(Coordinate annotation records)
>> BEGIN

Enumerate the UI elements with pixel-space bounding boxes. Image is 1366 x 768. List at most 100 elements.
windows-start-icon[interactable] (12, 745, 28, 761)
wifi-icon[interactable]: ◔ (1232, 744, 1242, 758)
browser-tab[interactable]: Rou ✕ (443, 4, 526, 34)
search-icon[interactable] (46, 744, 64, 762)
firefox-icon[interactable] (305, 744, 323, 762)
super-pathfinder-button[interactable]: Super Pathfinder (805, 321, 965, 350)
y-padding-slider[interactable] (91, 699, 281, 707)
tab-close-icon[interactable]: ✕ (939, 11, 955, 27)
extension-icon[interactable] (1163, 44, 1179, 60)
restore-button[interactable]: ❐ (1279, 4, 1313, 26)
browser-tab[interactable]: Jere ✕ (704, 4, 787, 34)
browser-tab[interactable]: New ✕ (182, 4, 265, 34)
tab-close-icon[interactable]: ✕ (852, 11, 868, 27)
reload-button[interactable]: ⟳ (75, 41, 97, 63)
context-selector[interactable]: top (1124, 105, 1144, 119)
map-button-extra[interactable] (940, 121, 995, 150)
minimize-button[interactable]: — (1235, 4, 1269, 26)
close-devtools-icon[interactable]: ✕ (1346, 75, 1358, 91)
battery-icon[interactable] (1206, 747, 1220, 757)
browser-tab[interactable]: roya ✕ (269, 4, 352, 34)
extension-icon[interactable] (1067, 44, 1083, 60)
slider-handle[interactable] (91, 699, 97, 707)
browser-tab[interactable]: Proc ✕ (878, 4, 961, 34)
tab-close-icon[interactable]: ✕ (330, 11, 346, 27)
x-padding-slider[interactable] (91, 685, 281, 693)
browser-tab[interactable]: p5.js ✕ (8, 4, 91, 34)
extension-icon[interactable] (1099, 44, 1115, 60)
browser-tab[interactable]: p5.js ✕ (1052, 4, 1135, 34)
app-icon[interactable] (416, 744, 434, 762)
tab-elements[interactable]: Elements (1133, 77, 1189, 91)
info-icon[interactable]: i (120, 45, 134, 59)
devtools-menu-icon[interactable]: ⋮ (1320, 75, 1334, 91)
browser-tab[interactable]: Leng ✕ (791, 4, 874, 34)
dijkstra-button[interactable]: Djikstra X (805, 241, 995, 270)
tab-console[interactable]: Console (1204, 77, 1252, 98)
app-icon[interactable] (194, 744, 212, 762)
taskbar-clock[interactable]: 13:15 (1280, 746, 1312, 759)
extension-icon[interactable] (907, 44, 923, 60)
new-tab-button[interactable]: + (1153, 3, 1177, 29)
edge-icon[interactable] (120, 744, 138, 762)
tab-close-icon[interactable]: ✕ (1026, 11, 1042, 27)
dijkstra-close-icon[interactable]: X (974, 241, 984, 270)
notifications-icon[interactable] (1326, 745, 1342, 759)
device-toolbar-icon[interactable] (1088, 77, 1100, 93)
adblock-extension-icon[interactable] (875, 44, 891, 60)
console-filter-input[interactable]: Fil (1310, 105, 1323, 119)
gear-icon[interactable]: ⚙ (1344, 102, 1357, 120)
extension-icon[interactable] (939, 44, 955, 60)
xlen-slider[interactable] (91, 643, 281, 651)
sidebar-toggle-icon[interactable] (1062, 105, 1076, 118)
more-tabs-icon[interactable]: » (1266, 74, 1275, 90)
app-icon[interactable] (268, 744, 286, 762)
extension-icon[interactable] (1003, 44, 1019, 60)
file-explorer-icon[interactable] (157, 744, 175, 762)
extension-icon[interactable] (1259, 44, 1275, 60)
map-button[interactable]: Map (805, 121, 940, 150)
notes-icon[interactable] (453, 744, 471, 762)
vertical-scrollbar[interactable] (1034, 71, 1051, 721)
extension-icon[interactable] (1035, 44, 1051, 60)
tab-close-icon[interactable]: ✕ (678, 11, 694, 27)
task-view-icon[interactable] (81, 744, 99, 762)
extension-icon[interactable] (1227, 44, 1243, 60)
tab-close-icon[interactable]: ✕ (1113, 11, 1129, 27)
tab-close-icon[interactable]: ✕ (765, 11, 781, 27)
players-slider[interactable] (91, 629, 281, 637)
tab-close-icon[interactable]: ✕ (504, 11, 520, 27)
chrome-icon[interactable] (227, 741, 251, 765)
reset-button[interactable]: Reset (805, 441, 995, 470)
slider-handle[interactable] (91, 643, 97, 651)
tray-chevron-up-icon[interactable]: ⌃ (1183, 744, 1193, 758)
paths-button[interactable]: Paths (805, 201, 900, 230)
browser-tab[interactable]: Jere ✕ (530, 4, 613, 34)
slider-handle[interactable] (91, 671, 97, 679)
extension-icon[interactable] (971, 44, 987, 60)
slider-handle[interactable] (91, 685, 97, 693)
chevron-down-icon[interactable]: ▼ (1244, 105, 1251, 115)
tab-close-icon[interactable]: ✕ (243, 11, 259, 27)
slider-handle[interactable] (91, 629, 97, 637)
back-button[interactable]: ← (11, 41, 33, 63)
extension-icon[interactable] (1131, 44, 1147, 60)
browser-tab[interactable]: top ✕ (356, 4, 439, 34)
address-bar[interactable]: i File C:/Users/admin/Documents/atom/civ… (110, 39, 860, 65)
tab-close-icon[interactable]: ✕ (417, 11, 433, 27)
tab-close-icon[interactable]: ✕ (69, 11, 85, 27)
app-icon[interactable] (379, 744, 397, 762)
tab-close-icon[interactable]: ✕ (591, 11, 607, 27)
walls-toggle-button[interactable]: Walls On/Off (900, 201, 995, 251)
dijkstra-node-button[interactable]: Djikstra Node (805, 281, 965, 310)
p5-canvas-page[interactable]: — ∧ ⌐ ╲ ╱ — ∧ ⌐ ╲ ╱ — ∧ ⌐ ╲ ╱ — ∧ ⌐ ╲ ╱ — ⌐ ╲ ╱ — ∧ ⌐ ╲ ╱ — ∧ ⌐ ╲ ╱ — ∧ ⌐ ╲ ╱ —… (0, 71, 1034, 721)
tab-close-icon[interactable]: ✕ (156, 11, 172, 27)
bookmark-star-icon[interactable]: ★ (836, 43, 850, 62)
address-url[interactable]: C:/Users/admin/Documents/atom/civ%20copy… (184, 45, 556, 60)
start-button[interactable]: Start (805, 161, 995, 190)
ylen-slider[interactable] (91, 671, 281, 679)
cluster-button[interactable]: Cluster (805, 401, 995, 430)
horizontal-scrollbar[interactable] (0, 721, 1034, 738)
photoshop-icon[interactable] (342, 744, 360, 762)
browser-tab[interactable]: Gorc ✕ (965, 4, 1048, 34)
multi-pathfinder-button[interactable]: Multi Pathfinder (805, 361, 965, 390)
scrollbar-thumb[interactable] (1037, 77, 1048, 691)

>> END

- EXERCISE AIM: Give back all of the data above line for line, without changing a single character.

- ANSWER FOR THIS EXERCISE:
Enumerate the UI elements with pixel-space bounding boxes. Image is 1366 x 768. List at most 100 elements.
windows-start-icon[interactable] (12, 745, 28, 761)
wifi-icon[interactable]: ◔ (1232, 744, 1242, 758)
browser-tab[interactable]: Rou ✕ (443, 4, 526, 34)
search-icon[interactable] (46, 744, 64, 762)
firefox-icon[interactable] (305, 744, 323, 762)
super-pathfinder-button[interactable]: Super Pathfinder (805, 321, 965, 350)
y-padding-slider[interactable] (91, 699, 281, 707)
tab-close-icon[interactable]: ✕ (939, 11, 955, 27)
extension-icon[interactable] (1163, 44, 1179, 60)
restore-button[interactable]: ❐ (1279, 4, 1313, 26)
browser-tab[interactable]: Jere ✕ (704, 4, 787, 34)
browser-tab[interactable]: New ✕ (182, 4, 265, 34)
tab-close-icon[interactable]: ✕ (852, 11, 868, 27)
reload-button[interactable]: ⟳ (75, 41, 97, 63)
context-selector[interactable]: top (1124, 105, 1144, 119)
map-button-extra[interactable] (940, 121, 995, 150)
minimize-button[interactable]: — (1235, 4, 1269, 26)
close-devtools-icon[interactable]: ✕ (1346, 75, 1358, 91)
battery-icon[interactable] (1206, 747, 1220, 757)
browser-tab[interactable]: roya ✕ (269, 4, 352, 34)
extension-icon[interactable] (1067, 44, 1083, 60)
slider-handle[interactable] (91, 699, 97, 707)
browser-tab[interactable]: Proc ✕ (878, 4, 961, 34)
tab-close-icon[interactable]: ✕ (330, 11, 346, 27)
x-padding-slider[interactable] (91, 685, 281, 693)
browser-tab[interactable]: p5.js ✕ (8, 4, 91, 34)
extension-icon[interactable] (1099, 44, 1115, 60)
browser-tab[interactable]: p5.js ✕ (1052, 4, 1135, 34)
app-icon[interactable] (416, 744, 434, 762)
tab-elements[interactable]: Elements (1133, 77, 1189, 91)
info-icon[interactable]: i (120, 45, 134, 59)
devtools-menu-icon[interactable]: ⋮ (1320, 75, 1334, 91)
browser-tab[interactable]: Leng ✕ (791, 4, 874, 34)
dijkstra-button[interactable]: Djikstra X (805, 241, 995, 270)
tab-console[interactable]: Console (1204, 77, 1252, 98)
app-icon[interactable] (194, 744, 212, 762)
taskbar-clock[interactable]: 13:15 (1280, 746, 1312, 759)
extension-icon[interactable] (907, 44, 923, 60)
new-tab-button[interactable]: + (1153, 3, 1177, 29)
edge-icon[interactable] (120, 744, 138, 762)
tab-close-icon[interactable]: ✕ (1026, 11, 1042, 27)
dijkstra-close-icon[interactable]: X (974, 241, 984, 270)
notifications-icon[interactable] (1326, 745, 1342, 759)
device-toolbar-icon[interactable] (1088, 77, 1100, 93)
adblock-extension-icon[interactable] (875, 44, 891, 60)
console-filter-input[interactable]: Fil (1310, 105, 1323, 119)
gear-icon[interactable]: ⚙ (1344, 102, 1357, 120)
extension-icon[interactable] (939, 44, 955, 60)
xlen-slider[interactable] (91, 643, 281, 651)
sidebar-toggle-icon[interactable] (1062, 105, 1076, 118)
more-tabs-icon[interactable]: » (1266, 74, 1275, 90)
app-icon[interactable] (268, 744, 286, 762)
extension-icon[interactable] (1003, 44, 1019, 60)
file-explorer-icon[interactable] (157, 744, 175, 762)
extension-icon[interactable] (1259, 44, 1275, 60)
map-button[interactable]: Map (805, 121, 940, 150)
notes-icon[interactable] (453, 744, 471, 762)
vertical-scrollbar[interactable] (1034, 71, 1051, 721)
extension-icon[interactable] (1035, 44, 1051, 60)
tab-close-icon[interactable]: ✕ (678, 11, 694, 27)
task-view-icon[interactable] (81, 744, 99, 762)
extension-icon[interactable] (1227, 44, 1243, 60)
tab-close-icon[interactable]: ✕ (1113, 11, 1129, 27)
tab-close-icon[interactable]: ✕ (765, 11, 781, 27)
players-slider[interactable] (91, 629, 281, 637)
tab-close-icon[interactable]: ✕ (504, 11, 520, 27)
chrome-icon[interactable] (227, 741, 251, 765)
reset-button[interactable]: Reset (805, 441, 995, 470)
slider-handle[interactable] (91, 643, 97, 651)
tray-chevron-up-icon[interactable]: ⌃ (1183, 744, 1193, 758)
paths-button[interactable]: Paths (805, 201, 900, 230)
browser-tab[interactable]: Jere ✕ (530, 4, 613, 34)
slider-handle[interactable] (91, 671, 97, 679)
extension-icon[interactable] (971, 44, 987, 60)
slider-handle[interactable] (91, 685, 97, 693)
chevron-down-icon[interactable]: ▼ (1244, 105, 1251, 115)
tab-close-icon[interactable]: ✕ (243, 11, 259, 27)
slider-handle[interactable] (91, 629, 97, 637)
back-button[interactable]: ← (11, 41, 33, 63)
extension-icon[interactable] (1131, 44, 1147, 60)
browser-tab[interactable]: top ✕ (356, 4, 439, 34)
address-bar[interactable]: i File C:/Users/admin/Documents/atom/civ… (110, 39, 860, 65)
tab-close-icon[interactable]: ✕ (417, 11, 433, 27)
tab-close-icon[interactable]: ✕ (69, 11, 85, 27)
app-icon[interactable] (379, 744, 397, 762)
tab-close-icon[interactable]: ✕ (591, 11, 607, 27)
walls-toggle-button[interactable]: Walls On/Off (900, 201, 995, 251)
dijkstra-node-button[interactable]: Djikstra Node (805, 281, 965, 310)
p5-canvas-page[interactable]: — ∧ ⌐ ╲ ╱ — ∧ ⌐ ╲ ╱ — ∧ ⌐ ╲ ╱ — ∧ ⌐ ╲ ╱ — ⌐ ╲ ╱ — ∧ ⌐ ╲ ╱ — ∧ ⌐ ╲ ╱ — ∧ ⌐ ╲ ╱ —… (0, 71, 1034, 721)
tab-close-icon[interactable]: ✕ (156, 11, 172, 27)
bookmark-star-icon[interactable]: ★ (836, 43, 850, 62)
address-url[interactable]: C:/Users/admin/Documents/atom/civ%20copy… (184, 45, 556, 60)
start-button[interactable]: Start (805, 161, 995, 190)
ylen-slider[interactable] (91, 671, 281, 679)
cluster-button[interactable]: Cluster (805, 401, 995, 430)
horizontal-scrollbar[interactable] (0, 721, 1034, 738)
photoshop-icon[interactable] (342, 744, 360, 762)
browser-tab[interactable]: Gorc ✕ (965, 4, 1048, 34)
multi-pathfinder-button[interactable]: Multi Pathfinder (805, 361, 965, 390)
scrollbar-thumb[interactable] (1037, 77, 1048, 691)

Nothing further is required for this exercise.